### BRIEF
Your task is to repeat the lines below exactly, excluding any pictures they contain.
-- START --
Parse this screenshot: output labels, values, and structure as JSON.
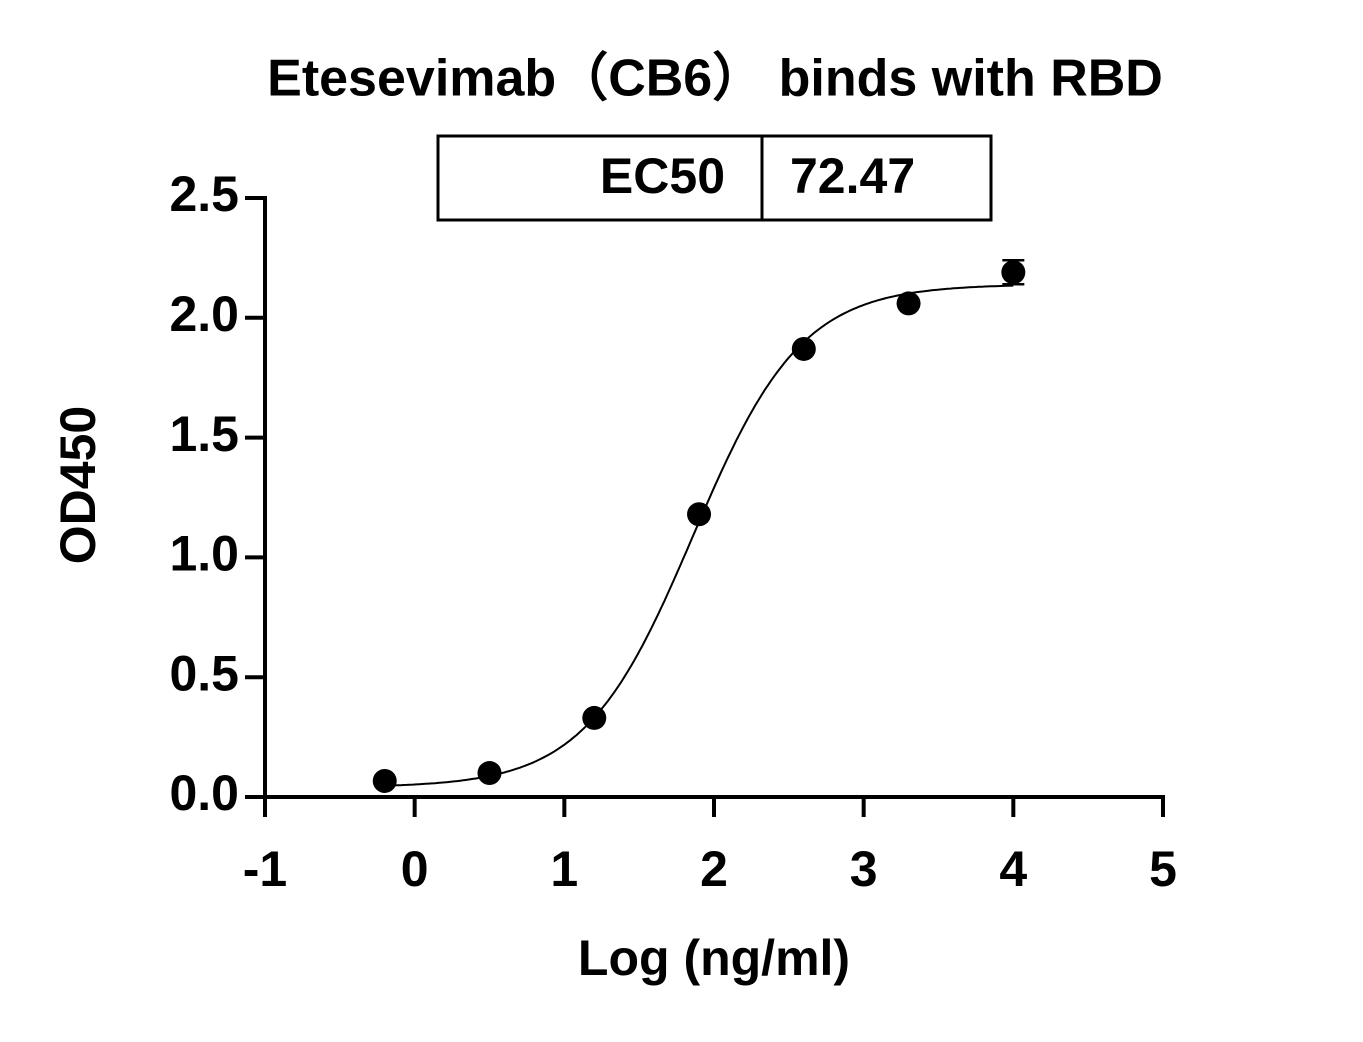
{
  "chart_data": {
    "type": "scatter",
    "title": "Etesevimab（CB6） binds with RBD",
    "x_label": "Log (ng/ml)",
    "y_label": "OD450",
    "x": [
      -0.2,
      0.5,
      1.2,
      1.9,
      2.6,
      3.3,
      4.0
    ],
    "values": [
      0.067,
      0.1,
      0.33,
      1.18,
      1.87,
      2.06,
      2.19
    ],
    "errors": [
      0,
      0,
      0,
      0,
      0,
      0,
      0.05
    ],
    "color": "#000000",
    "fit": {
      "bottom": 0.04,
      "top": 2.14,
      "hill": 1.2
    },
    "ec50_table": {
      "label": "EC50",
      "value": 72.47
    },
    "xlim": [
      -1,
      5
    ],
    "xticks": [
      -1,
      0,
      1,
      2,
      3,
      4,
      5
    ],
    "ylim": [
      0,
      2.5
    ],
    "yticks": [
      {
        "value": 0,
        "label": "0.0"
      },
      {
        "value": 0.5,
        "label": "0.5"
      },
      {
        "value": 1,
        "label": "1.0"
      },
      {
        "value": 1.5,
        "label": "1.5"
      },
      {
        "value": 2,
        "label": "2.0"
      },
      {
        "value": 2.5,
        "label": "2.5"
      }
    ]
  }
}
-- END --
### WRITTEN ANSWER
Parse this screenshot: output labels, values, and structure as JSON.
{
  "chart_data": {
    "type": "scatter",
    "title": "Etesevimab（CB6） binds with RBD",
    "x_label": "Log (ng/ml)",
    "y_label": "OD450",
    "x": [
      -0.2,
      0.5,
      1.2,
      1.9,
      2.6,
      3.3,
      4.0
    ],
    "values": [
      0.067,
      0.1,
      0.33,
      1.18,
      1.87,
      2.06,
      2.19
    ],
    "errors": [
      0,
      0,
      0,
      0,
      0,
      0,
      0.05
    ],
    "color": "#000000",
    "fit": {
      "bottom": 0.04,
      "top": 2.14,
      "hill": 1.2
    },
    "ec50_table": {
      "label": "EC50",
      "value": 72.47
    },
    "xlim": [
      -1,
      5
    ],
    "xticks": [
      -1,
      0,
      1,
      2,
      3,
      4,
      5
    ],
    "ylim": [
      0,
      2.5
    ],
    "yticks": [
      {
        "value": 0,
        "label": "0.0"
      },
      {
        "value": 0.5,
        "label": "0.5"
      },
      {
        "value": 1,
        "label": "1.0"
      },
      {
        "value": 1.5,
        "label": "1.5"
      },
      {
        "value": 2,
        "label": "2.0"
      },
      {
        "value": 2.5,
        "label": "2.5"
      }
    ]
  }
}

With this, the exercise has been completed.